__DATA FOR THIS TASK__:
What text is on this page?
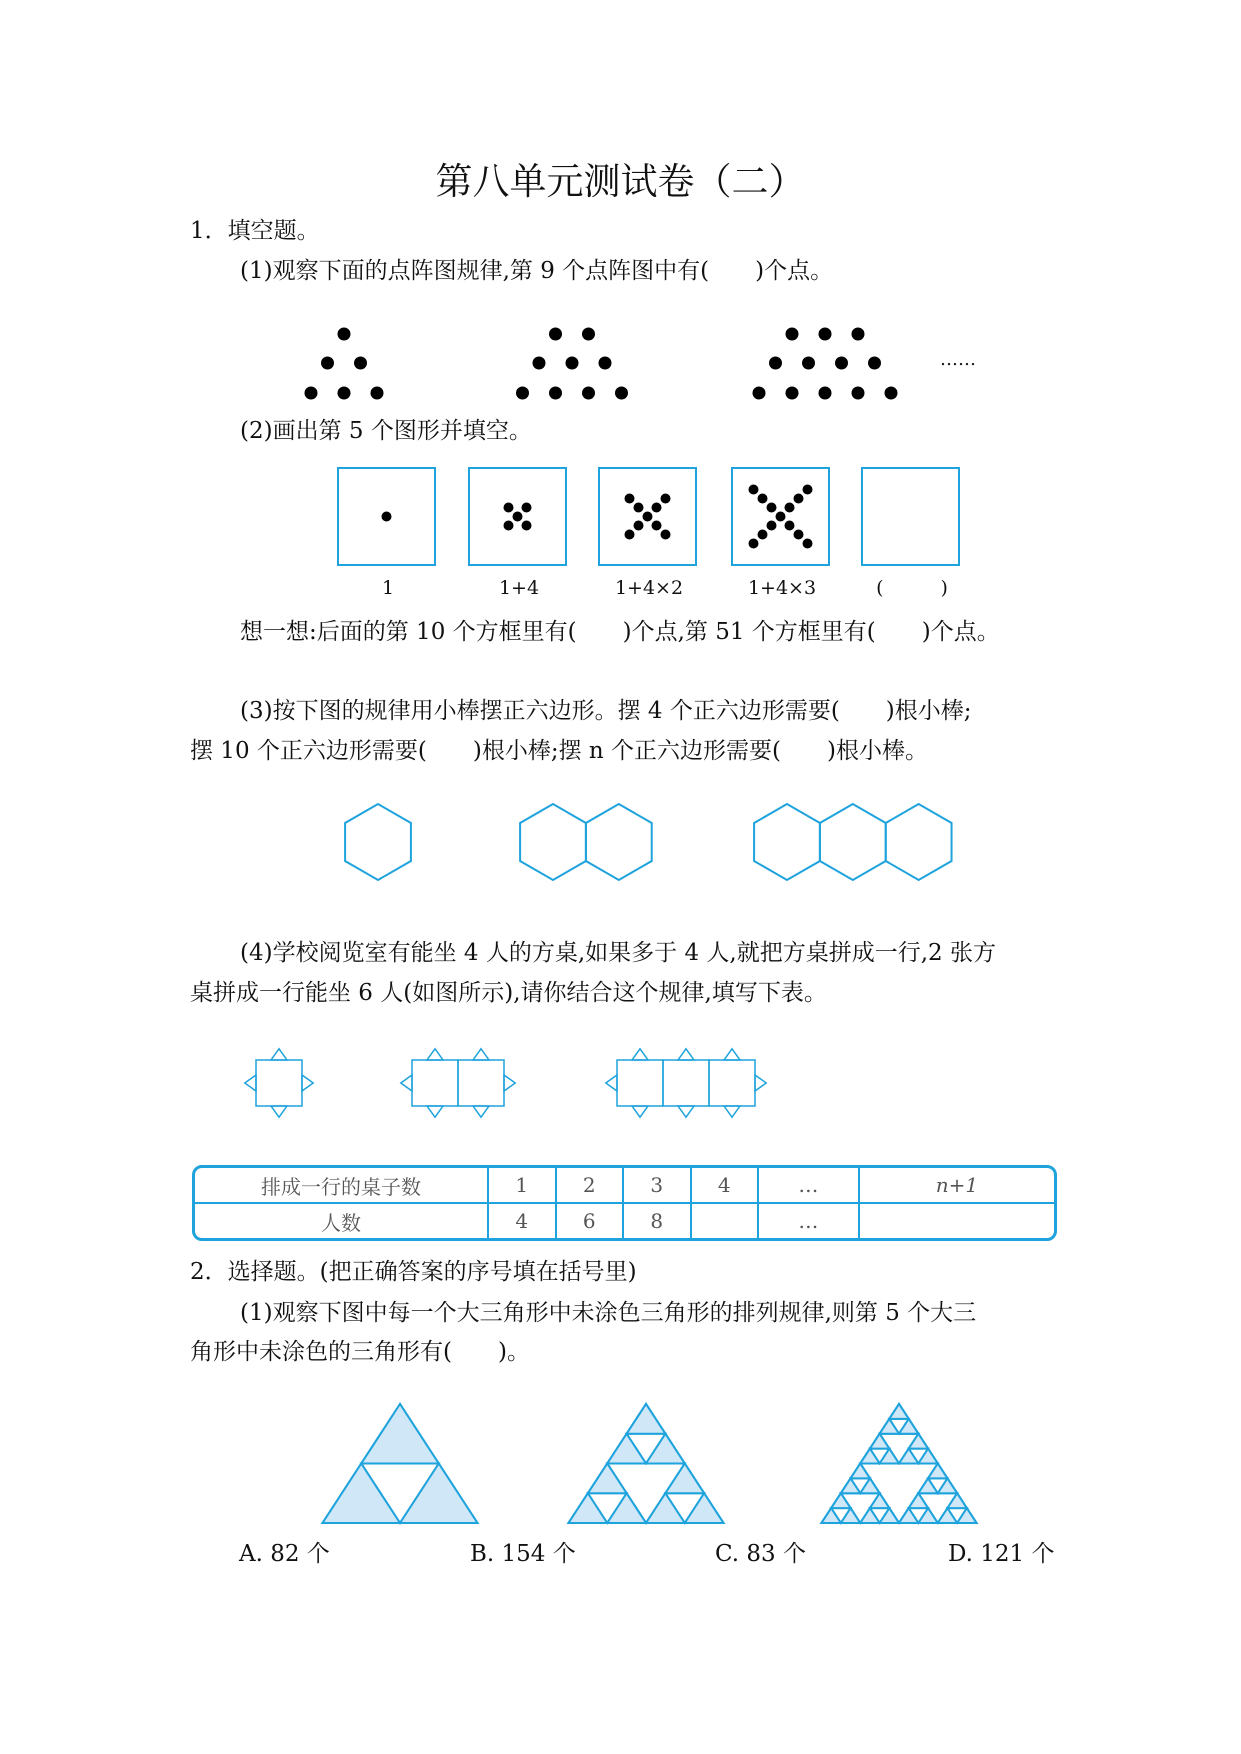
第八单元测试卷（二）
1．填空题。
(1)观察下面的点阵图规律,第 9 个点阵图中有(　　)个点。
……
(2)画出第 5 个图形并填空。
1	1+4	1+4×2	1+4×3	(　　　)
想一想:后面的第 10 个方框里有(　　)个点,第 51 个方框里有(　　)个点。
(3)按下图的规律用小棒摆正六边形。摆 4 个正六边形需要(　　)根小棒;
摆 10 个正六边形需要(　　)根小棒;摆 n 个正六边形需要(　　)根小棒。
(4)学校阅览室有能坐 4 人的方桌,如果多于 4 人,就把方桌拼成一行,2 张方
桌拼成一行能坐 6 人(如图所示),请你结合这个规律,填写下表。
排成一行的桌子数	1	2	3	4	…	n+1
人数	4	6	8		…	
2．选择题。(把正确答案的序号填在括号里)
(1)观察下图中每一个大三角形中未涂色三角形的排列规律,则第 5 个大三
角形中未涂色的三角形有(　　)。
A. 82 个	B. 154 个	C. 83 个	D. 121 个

__THE REQUEST__:
Quote the full listing above word for word; exclude every picture from the copy.

__SOLUTION FOR THIS TASK__:
What text is on this page?
第八单元测试卷（二）
1．填空题。
(1)观察下面的点阵图规律,第 9 个点阵图中有(　　)个点。
……
(2)画出第 5 个图形并填空。
1	1+4	1+4×2	1+4×3	(　　　)
想一想:后面的第 10 个方框里有(　　)个点,第 51 个方框里有(　　)个点。
(3)按下图的规律用小棒摆正六边形。摆 4 个正六边形需要(　　)根小棒;
摆 10 个正六边形需要(　　)根小棒;摆 n 个正六边形需要(　　)根小棒。
(4)学校阅览室有能坐 4 人的方桌,如果多于 4 人,就把方桌拼成一行,2 张方
桌拼成一行能坐 6 人(如图所示),请你结合这个规律,填写下表。
排成一行的桌子数	1	2	3	4	…	n+1
人数	4	6	8		…	
2．选择题。(把正确答案的序号填在括号里)
(1)观察下图中每一个大三角形中未涂色三角形的排列规律,则第 5 个大三
角形中未涂色的三角形有(　　)。
A. 82 个	B. 154 个	C. 83 个	D. 121 个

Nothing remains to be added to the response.